## AIM
Set down all of the data that follows word for word, without the images.

## Stored records
= = = = =
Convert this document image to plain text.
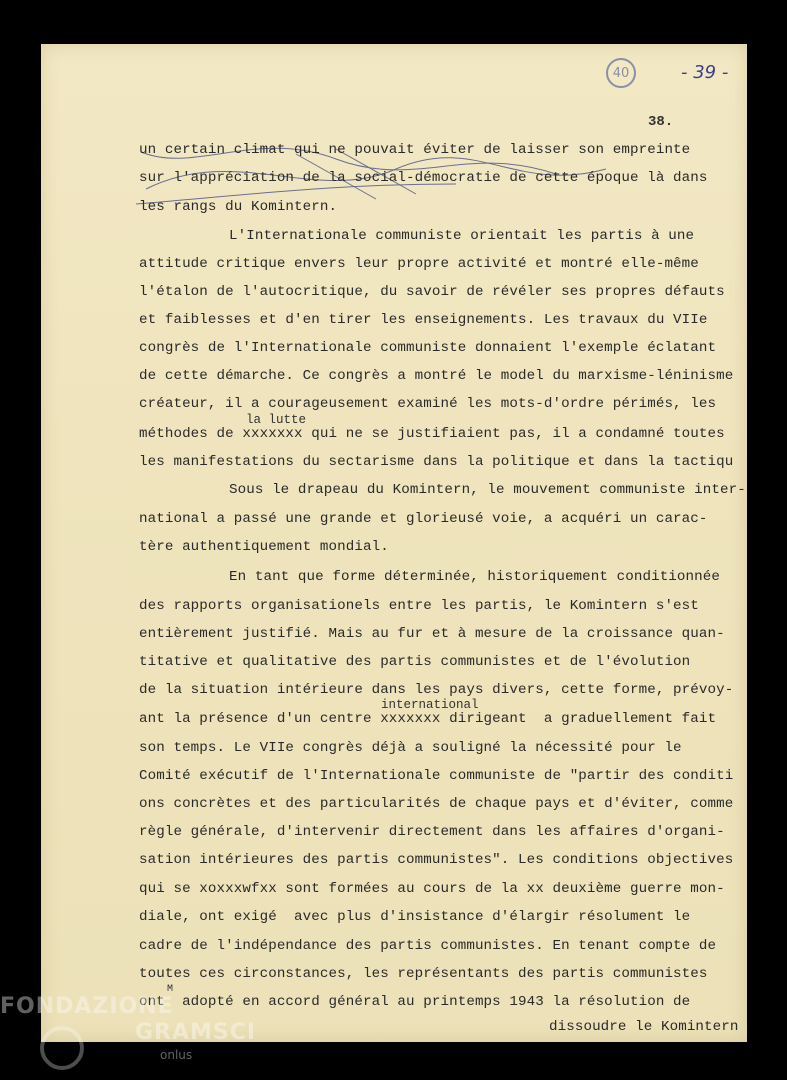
40	- 39 -
38.
un certain climat qui ne pouvait éviter de laisser son empreinte
sur l'appréciation de la social-démocratie de cette époque là dans
les rangs du Komintern.
L'Internationale communiste orientait les partis à une
attitude critique envers leur propre activité et montré elle-même
l'étalon de l'autocritique, du savoir de révéler ses propres défauts
et faiblesses et d'en tirer les enseignements. Les travaux du VIIe
congrès de l'Internationale communiste donnaient l'exemple éclatant
de cette démarche. Ce congrès a montré le model du marxisme-léninisme
créateur, il a courageusement examiné les mots-d'ordre périmés, les
la lutte
méthodes de xxxxxxx qui ne se justifiaient pas, il a condamné toutes
les manifestations du sectarisme dans la politique et dans la tactiqu
Sous le drapeau du Komintern, le mouvement communiste inter-
national a passé une grande et glorieusé voie, a acquéri un carac-
tère authentiquement mondial.
En tant que forme déterminée, historiquement conditionnée
des rapports organisationels entre les partis, le Komintern s'est
entièrement justifié. Mais au fur et à mesure de la croissance quan-
titative et qualitative des partis communistes et de l'évolution
de la situation intérieure dans les pays divers, cette forme, prévoy-
international
ant la présence d'un centre xxxxxxx dirigeant  a graduellement fait
son temps. Le VIIe congrès déjà a souligné la nécessité pour le
Comité exécutif de l'Internationale communiste de "partir des conditi
ons concrètes et des particularités de chaque pays et d'éviter, comme
règle générale, d'intervenir directement dans les affaires d'organi-
sation intérieures des partis communistes". Les conditions objectives
qui se xoxxxwfxx sont formées au cours de la xx deuxième guerre mon-
diale, ont exigé  avec plus d'insistance d'élargir résolument le
cadre de l'indépendance des partis communistes. En tenant compte de
toutes ces circonstances, les représentants des partis communistes
M
ont  adopté en accord général au printemps 1943 la résolution de
dissoudre le Komintern
FONDAZIONE
GRAMSCI
onlus
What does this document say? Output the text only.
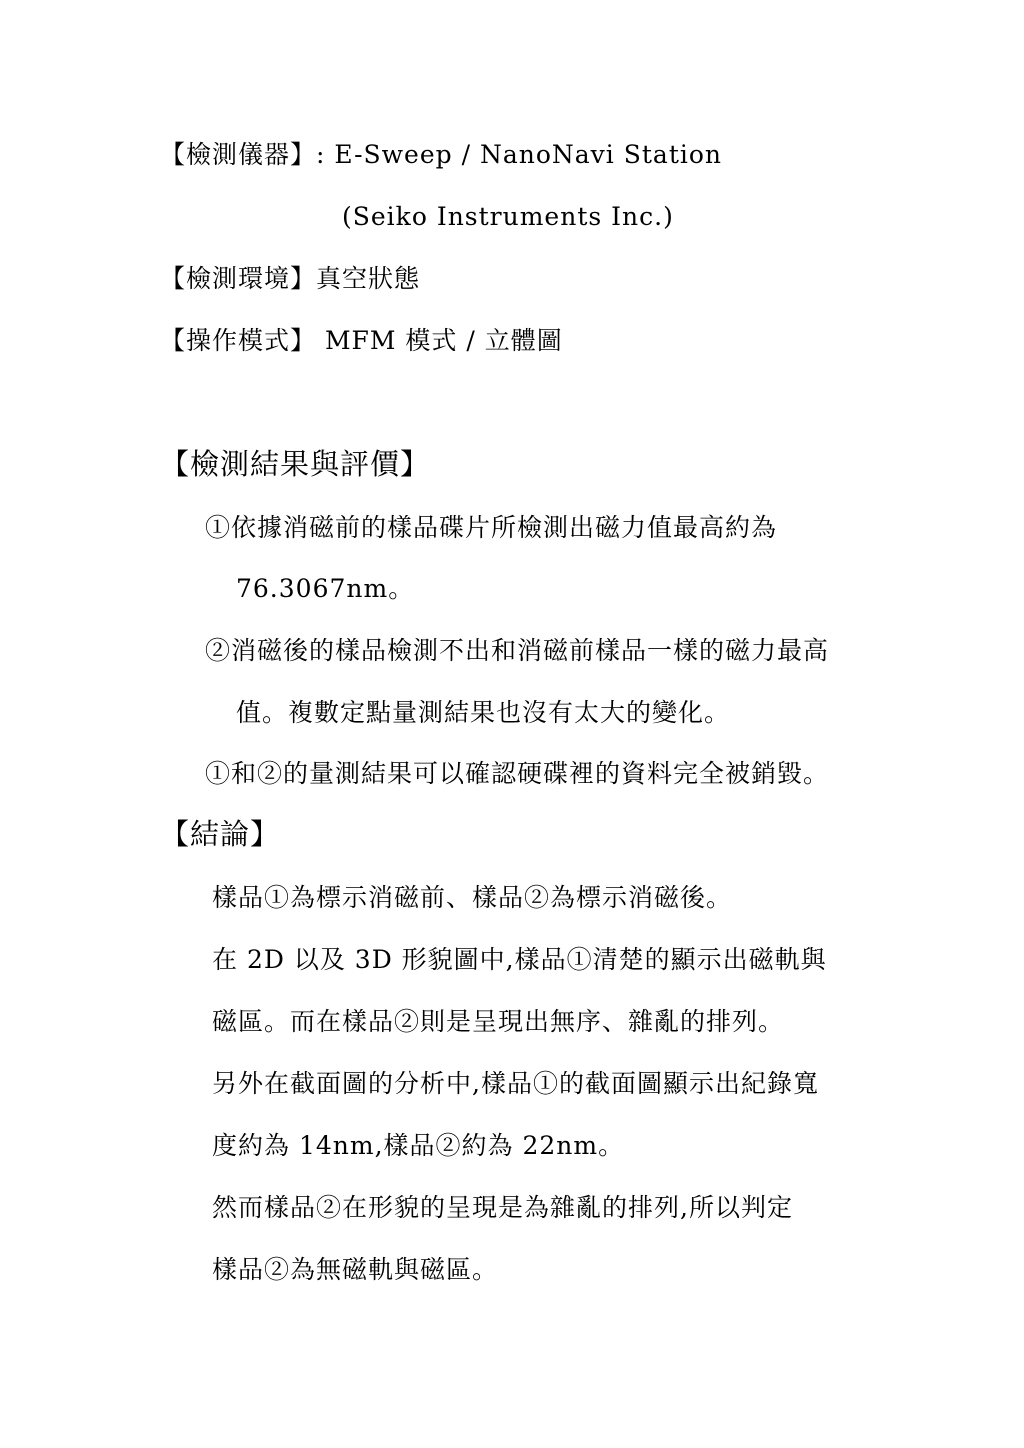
【檢測儀器】: E-Sweep / NanoNavi Station
(Seiko Instruments Inc.)
【檢測環境】真空狀態
【操作模式】 MFM 模式 / 立體圖
【檢測結果與評價】
①依據消磁前的樣品碟片所檢測出磁力值最高約為
76.3067nm。
②消磁後的樣品檢測不出和消磁前樣品一樣的磁力最高
值。複數定點量測結果也沒有太大的變化。
①和②的量測結果可以確認硬碟裡的資料完全被銷毀。
【結論】
樣品①為標示消磁前、樣品②為標示消磁後。
在 2D 以及 3D 形貌圖中,樣品①清楚的顯示出磁軌與
磁區。而在樣品②則是呈現出無序、雜亂的排列。
另外在截面圖的分析中,樣品①的截面圖顯示出紀錄寬
度約為 14nm,樣品②約為 22nm。
然而樣品②在形貌的呈現是為雜亂的排列,所以判定
樣品②為無磁軌與磁區。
= = = = =
## COMPLETE RESPONSE
Convert this document image to plain text.
40	- 39 -
38.
un certain climat qui ne pouvait éviter de laisser son empreinte
sur l'appréciation de la social-démocratie de cette époque là dans
les rangs du Komintern.
L'Internationale communiste orientait les partis à une
attitude critique envers leur propre activité et montré elle-même
l'étalon de l'autocritique, du savoir de révéler ses propres défauts
et faiblesses et d'en tirer les enseignements. Les travaux du VIIe
congrès de l'Internationale communiste donnaient l'exemple éclatant
de cette démarche. Ce congrès a montré le model du marxisme-léninisme
créateur, il a courageusement examiné les mots-d'ordre périmés, les
la lutte
méthodes de xxxxxxx qui ne se justifiaient pas, il a condamné toutes
les manifestations du sectarisme dans la politique et dans la tactiqu
Sous le drapeau du Komintern, le mouvement communiste inter-
national a passé une grande et glorieusé voie, a acquéri un carac-
tère authentiquement mondial.
En tant que forme déterminée, historiquement conditionnée
des rapports organisationels entre les partis, le Komintern s'est
entièrement justifié. Mais au fur et à mesure de la croissance quan-
titative et qualitative des partis communistes et de l'évolution
de la situation intérieure dans les pays divers, cette forme, prévoy-
international
ant la présence d'un centre xxxxxxx dirigeant  a graduellement fait
son temps. Le VIIe congrès déjà a souligné la nécessité pour le
Comité exécutif de l'Internationale communiste de "partir des conditi
ons concrètes et des particularités de chaque pays et d'éviter, comme
règle générale, d'intervenir directement dans les affaires d'organi-
sation intérieures des partis communistes". Les conditions objectives
qui se xoxxxwfxx sont formées au cours de la xx deuxième guerre mon-
diale, ont exigé  avec plus d'insistance d'élargir résolument le
cadre de l'indépendance des partis communistes. En tenant compte de
toutes ces circonstances, les représentants des partis communistes
M
ont  adopté en accord général au printemps 1943 la résolution de
dissoudre le Komintern
FONDAZIONE
GRAMSCI
onlus
What does this document say? Output the text only.
【檢測儀器】: E-Sweep / NanoNavi Station
(Seiko Instruments Inc.)
【檢測環境】真空狀態
【操作模式】 MFM 模式 / 立體圖
【檢測結果與評價】
①依據消磁前的樣品碟片所檢測出磁力值最高約為
76.3067nm。
②消磁後的樣品檢測不出和消磁前樣品一樣的磁力最高
值。複數定點量測結果也沒有太大的變化。
①和②的量測結果可以確認硬碟裡的資料完全被銷毀。
【結論】
樣品①為標示消磁前、樣品②為標示消磁後。
在 2D 以及 3D 形貌圖中,樣品①清楚的顯示出磁軌與
磁區。而在樣品②則是呈現出無序、雜亂的排列。
另外在截面圖的分析中,樣品①的截面圖顯示出紀錄寬
度約為 14nm,樣品②約為 22nm。
然而樣品②在形貌的呈現是為雜亂的排列,所以判定
樣品②為無磁軌與磁區。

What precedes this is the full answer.